##### LISTED RECORDS

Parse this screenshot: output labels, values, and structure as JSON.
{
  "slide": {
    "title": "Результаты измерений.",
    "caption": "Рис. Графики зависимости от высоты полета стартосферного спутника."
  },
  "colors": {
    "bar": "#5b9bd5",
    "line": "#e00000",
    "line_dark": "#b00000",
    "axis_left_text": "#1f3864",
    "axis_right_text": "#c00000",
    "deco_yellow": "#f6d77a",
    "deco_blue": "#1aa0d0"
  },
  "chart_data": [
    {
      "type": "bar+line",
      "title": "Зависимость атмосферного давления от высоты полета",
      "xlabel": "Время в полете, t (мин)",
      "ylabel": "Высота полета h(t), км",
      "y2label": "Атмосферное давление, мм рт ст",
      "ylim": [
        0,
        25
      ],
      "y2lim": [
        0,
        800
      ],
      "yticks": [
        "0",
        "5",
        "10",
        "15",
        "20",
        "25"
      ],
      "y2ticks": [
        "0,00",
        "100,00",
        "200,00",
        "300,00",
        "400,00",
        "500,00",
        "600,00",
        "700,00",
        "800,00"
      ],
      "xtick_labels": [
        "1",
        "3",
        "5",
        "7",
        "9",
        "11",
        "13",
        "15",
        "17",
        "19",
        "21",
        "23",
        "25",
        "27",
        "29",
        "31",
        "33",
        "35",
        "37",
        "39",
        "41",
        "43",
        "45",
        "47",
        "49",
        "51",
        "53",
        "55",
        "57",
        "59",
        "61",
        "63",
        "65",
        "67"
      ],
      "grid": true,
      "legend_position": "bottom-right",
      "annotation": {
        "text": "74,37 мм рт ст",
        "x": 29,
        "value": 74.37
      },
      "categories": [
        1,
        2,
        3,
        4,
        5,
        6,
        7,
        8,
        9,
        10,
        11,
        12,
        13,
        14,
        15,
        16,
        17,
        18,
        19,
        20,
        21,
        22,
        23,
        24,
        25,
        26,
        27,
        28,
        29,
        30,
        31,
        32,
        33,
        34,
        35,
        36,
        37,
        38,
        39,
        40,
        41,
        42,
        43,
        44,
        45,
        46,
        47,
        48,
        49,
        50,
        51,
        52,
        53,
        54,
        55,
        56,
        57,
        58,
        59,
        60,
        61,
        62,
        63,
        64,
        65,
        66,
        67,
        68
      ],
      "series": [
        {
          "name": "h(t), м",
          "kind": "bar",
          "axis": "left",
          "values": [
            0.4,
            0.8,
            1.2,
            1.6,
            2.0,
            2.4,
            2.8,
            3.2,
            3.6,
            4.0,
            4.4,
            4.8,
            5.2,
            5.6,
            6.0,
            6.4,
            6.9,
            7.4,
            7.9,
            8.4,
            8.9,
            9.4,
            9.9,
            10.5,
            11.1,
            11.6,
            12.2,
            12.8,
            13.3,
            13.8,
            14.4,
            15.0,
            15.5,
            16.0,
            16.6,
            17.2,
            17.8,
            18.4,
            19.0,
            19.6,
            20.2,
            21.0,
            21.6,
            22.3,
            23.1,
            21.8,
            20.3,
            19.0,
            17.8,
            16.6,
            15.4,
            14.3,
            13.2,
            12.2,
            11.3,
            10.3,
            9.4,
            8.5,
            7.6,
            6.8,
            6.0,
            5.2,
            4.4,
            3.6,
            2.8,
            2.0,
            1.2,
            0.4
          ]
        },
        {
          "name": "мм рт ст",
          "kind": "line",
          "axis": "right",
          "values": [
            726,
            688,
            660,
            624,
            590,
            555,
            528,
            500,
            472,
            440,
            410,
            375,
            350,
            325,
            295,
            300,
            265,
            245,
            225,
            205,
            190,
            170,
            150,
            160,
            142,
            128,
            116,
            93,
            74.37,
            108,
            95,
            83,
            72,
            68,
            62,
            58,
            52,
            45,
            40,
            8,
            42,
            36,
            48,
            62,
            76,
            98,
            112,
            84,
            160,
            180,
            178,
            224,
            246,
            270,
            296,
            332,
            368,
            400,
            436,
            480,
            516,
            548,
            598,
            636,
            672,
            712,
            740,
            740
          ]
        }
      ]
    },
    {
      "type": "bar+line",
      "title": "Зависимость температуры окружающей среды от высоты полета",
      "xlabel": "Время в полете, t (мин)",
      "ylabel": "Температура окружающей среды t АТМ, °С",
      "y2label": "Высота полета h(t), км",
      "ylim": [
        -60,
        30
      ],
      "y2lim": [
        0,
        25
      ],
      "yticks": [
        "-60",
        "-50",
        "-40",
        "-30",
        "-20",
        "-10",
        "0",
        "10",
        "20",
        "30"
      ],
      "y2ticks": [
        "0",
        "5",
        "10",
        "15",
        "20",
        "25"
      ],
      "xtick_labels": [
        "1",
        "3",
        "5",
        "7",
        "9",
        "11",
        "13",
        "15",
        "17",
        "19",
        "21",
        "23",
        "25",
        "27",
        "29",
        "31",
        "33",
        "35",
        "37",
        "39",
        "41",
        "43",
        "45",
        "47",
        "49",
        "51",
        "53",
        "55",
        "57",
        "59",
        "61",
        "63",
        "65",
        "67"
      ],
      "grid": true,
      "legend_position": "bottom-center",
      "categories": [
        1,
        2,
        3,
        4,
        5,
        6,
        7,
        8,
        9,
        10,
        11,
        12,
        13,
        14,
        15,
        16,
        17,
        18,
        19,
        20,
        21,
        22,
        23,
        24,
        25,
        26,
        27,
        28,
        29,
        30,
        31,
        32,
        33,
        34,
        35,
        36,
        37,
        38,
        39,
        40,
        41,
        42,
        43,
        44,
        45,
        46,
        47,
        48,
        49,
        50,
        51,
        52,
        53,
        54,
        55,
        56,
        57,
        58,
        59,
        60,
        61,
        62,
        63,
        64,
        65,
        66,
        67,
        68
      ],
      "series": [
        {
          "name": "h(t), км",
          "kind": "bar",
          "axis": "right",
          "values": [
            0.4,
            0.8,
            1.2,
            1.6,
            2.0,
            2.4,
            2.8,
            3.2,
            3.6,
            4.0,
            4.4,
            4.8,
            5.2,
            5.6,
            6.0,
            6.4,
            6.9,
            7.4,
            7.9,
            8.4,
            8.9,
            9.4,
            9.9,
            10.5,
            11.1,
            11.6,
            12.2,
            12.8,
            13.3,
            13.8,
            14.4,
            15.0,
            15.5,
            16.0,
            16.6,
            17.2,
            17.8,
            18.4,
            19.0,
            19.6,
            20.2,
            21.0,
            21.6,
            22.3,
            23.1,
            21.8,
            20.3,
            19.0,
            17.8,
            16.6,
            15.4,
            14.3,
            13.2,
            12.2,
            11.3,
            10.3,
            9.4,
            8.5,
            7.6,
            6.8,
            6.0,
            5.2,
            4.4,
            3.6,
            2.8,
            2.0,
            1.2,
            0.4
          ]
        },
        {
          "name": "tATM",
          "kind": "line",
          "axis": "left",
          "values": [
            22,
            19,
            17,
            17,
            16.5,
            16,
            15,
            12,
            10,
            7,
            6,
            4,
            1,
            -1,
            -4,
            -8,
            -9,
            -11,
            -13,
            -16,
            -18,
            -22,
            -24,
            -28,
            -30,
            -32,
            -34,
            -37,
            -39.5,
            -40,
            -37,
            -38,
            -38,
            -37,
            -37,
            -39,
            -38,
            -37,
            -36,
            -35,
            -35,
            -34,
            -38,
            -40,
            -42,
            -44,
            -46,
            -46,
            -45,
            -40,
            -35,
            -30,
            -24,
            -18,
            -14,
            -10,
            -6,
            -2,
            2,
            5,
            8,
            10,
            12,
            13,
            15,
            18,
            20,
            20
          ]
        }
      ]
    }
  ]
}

##########

_WHAT IS ASKED_: Gather all lines where the word "Высота" appears.

_WORKED ANSWER_:
      "ylabel": "Высота полета h(t), км",
      "y2label": "Высота полета h(t), км",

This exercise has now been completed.